— START INPUT DATA —

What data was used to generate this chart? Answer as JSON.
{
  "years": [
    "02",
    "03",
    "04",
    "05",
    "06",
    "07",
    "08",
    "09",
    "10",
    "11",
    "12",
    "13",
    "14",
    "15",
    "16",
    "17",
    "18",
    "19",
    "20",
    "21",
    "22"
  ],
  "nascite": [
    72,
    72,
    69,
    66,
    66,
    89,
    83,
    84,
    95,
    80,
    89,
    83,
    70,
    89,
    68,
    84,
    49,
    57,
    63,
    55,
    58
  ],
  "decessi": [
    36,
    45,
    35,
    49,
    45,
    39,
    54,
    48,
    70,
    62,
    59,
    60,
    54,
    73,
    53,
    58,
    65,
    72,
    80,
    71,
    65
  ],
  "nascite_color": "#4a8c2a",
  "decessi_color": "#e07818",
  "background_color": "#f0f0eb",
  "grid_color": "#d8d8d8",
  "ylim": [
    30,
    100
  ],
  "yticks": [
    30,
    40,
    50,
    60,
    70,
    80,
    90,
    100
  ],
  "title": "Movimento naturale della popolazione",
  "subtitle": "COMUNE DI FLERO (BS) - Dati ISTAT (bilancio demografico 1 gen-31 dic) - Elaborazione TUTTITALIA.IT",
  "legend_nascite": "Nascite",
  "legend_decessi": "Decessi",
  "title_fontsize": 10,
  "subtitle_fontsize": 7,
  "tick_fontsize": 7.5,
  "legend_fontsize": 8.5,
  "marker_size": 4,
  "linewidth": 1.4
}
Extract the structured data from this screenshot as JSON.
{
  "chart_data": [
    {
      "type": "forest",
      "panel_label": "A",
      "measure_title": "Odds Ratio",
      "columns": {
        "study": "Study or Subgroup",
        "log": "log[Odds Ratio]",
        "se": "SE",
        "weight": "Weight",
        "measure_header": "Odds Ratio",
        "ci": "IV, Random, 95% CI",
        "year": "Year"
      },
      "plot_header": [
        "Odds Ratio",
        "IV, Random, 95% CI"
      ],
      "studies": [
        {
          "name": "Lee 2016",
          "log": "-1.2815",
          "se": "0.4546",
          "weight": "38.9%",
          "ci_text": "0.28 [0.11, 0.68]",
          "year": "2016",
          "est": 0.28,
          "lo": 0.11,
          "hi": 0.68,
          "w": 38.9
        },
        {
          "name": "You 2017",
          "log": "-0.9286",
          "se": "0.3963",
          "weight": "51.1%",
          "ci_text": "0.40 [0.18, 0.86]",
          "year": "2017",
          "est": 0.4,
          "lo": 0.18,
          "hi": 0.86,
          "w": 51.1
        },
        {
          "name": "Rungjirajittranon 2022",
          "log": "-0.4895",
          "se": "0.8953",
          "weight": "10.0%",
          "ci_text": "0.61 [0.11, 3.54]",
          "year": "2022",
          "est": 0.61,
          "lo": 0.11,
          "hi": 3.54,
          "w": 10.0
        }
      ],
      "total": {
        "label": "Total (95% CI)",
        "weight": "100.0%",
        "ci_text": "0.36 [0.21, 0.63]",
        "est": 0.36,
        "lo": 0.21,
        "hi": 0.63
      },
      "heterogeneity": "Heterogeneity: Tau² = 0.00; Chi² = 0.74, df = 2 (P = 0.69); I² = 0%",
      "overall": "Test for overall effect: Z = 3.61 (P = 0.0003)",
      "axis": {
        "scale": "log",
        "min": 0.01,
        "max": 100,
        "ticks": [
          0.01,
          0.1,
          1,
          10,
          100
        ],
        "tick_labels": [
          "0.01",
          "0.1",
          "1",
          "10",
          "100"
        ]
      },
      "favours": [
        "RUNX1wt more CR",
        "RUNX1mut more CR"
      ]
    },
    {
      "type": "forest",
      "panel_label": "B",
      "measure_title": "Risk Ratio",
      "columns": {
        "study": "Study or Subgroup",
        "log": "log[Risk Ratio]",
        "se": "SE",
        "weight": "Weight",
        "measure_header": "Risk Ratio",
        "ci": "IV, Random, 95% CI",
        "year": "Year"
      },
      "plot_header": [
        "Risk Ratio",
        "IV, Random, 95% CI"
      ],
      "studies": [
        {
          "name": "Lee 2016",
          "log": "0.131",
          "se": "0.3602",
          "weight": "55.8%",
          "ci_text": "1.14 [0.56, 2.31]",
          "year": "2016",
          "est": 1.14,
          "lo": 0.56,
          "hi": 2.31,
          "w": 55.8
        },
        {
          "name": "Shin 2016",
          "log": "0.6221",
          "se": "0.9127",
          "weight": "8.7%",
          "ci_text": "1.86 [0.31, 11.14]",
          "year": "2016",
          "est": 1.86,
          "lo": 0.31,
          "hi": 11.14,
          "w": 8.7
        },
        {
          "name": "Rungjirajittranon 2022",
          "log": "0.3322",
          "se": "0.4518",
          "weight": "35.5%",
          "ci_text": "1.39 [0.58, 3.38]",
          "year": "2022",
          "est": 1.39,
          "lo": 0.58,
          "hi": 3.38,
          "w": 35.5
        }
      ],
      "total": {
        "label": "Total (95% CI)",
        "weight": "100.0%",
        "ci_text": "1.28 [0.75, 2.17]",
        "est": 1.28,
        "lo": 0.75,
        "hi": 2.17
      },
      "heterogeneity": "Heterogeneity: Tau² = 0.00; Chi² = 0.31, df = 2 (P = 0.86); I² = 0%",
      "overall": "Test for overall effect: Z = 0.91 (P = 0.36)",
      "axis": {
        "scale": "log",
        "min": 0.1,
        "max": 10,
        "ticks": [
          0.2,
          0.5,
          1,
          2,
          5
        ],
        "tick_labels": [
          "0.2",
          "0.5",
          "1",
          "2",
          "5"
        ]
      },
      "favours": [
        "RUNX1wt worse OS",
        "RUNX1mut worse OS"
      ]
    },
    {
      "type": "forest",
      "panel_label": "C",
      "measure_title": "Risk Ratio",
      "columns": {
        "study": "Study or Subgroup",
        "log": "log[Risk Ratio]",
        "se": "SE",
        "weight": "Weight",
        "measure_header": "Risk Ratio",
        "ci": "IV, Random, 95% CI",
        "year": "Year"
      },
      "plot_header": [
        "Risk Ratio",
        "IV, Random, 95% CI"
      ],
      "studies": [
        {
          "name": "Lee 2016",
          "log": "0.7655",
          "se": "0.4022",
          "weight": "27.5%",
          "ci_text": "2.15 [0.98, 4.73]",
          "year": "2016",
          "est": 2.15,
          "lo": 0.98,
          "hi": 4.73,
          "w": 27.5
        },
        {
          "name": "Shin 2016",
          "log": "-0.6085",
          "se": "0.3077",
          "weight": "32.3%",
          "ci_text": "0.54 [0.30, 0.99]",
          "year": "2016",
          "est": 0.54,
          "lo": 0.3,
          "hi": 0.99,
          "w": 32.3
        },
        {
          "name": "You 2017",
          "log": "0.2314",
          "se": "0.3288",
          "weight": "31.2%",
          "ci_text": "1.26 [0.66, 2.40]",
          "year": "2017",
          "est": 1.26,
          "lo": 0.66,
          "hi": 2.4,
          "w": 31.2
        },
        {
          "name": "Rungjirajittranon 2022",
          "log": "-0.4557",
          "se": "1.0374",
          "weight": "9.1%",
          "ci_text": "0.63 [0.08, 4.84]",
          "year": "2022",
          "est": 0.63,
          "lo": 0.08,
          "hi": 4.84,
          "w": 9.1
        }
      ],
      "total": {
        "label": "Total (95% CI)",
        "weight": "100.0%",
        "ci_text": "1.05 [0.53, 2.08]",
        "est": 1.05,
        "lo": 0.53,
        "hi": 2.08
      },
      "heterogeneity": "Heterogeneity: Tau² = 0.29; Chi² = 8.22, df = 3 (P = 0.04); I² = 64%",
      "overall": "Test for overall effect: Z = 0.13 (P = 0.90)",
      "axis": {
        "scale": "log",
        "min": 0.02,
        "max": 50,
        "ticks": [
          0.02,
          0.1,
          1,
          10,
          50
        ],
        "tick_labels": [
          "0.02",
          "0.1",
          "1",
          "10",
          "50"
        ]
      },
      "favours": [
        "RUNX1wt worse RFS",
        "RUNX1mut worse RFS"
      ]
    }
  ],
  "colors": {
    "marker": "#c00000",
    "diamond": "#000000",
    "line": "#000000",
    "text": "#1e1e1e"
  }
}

— END INPUT DATA —

EXERCISE DETAILS: Pull out each line of the records holding the string "effect".

SOLUTION:
      "overall": "Test for overall effect: Z = 3.61 (P = 0.0003)",
      "overall": "Test for overall effect: Z = 0.91 (P = 0.36)",
      "overall": "Test for overall effect: Z = 0.13 (P = 0.90)",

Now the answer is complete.